### Task objective:
Your task is to reproduce the entries below word for word.

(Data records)
** START **
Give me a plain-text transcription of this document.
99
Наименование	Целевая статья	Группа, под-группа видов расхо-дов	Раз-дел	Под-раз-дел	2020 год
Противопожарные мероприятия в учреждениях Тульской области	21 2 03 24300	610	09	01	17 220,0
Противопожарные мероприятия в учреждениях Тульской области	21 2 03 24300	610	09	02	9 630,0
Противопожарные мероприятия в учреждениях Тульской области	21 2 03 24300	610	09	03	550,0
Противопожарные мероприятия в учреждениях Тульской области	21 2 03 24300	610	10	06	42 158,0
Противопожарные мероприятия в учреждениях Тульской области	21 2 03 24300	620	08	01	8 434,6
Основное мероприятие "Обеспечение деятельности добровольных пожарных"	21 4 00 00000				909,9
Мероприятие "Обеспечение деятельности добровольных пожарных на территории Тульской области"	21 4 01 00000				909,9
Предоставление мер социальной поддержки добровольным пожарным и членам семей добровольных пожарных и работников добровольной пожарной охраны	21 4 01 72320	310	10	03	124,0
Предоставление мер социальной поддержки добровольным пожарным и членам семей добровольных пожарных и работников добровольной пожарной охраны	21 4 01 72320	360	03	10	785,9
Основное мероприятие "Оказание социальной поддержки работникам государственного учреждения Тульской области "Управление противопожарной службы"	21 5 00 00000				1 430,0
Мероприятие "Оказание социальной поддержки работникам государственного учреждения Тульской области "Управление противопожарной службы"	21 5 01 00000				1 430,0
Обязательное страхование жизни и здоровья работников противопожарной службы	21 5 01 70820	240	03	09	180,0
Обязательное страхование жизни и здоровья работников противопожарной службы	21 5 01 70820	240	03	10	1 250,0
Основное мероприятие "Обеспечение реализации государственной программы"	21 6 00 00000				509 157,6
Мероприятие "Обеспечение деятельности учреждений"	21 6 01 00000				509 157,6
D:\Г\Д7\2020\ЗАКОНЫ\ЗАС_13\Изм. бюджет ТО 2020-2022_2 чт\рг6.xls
** END **
### Correct answer:
Give me a plain-text transcription of this document.
99
Наименование	Целевая статья	Группа, под-группа видов расхо-дов	Раз-дел	Под-раз-дел	2020 год
Противопожарные мероприятия в учреждениях Тульской области	21 2 03 24300	610	09	01	17 220,0
Противопожарные мероприятия в учреждениях Тульской области	21 2 03 24300	610	09	02	9 630,0
Противопожарные мероприятия в учреждениях Тульской области	21 2 03 24300	610	09	03	550,0
Противопожарные мероприятия в учреждениях Тульской области	21 2 03 24300	610	10	06	42 158,0
Противопожарные мероприятия в учреждениях Тульской области	21 2 03 24300	620	08	01	8 434,6
Основное мероприятие "Обеспечение деятельности добровольных пожарных"	21 4 00 00000				909,9
Мероприятие "Обеспечение деятельности добровольных пожарных на территории Тульской области"	21 4 01 00000				909,9
Предоставление мер социальной поддержки добровольным пожарным и членам семей добровольных пожарных и работников добровольной пожарной охраны	21 4 01 72320	310	10	03	124,0
Предоставление мер социальной поддержки добровольным пожарным и членам семей добровольных пожарных и работников добровольной пожарной охраны	21 4 01 72320	360	03	10	785,9
Основное мероприятие "Оказание социальной поддержки работникам государственного учреждения Тульской области "Управление противопожарной службы"	21 5 00 00000				1 430,0
Мероприятие "Оказание социальной поддержки работникам государственного учреждения Тульской области "Управление противопожарной службы"	21 5 01 00000				1 430,0
Обязательное страхование жизни и здоровья работников противопожарной службы	21 5 01 70820	240	03	09	180,0
Обязательное страхование жизни и здоровья работников противопожарной службы	21 5 01 70820	240	03	10	1 250,0
Основное мероприятие "Обеспечение реализации государственной программы"	21 6 00 00000				509 157,6
Мероприятие "Обеспечение деятельности учреждений"	21 6 01 00000				509 157,6
D:\Г\Д7\2020\ЗАКОНЫ\ЗАС_13\Изм. бюджет ТО 2020-2022_2 чт\рг6.xls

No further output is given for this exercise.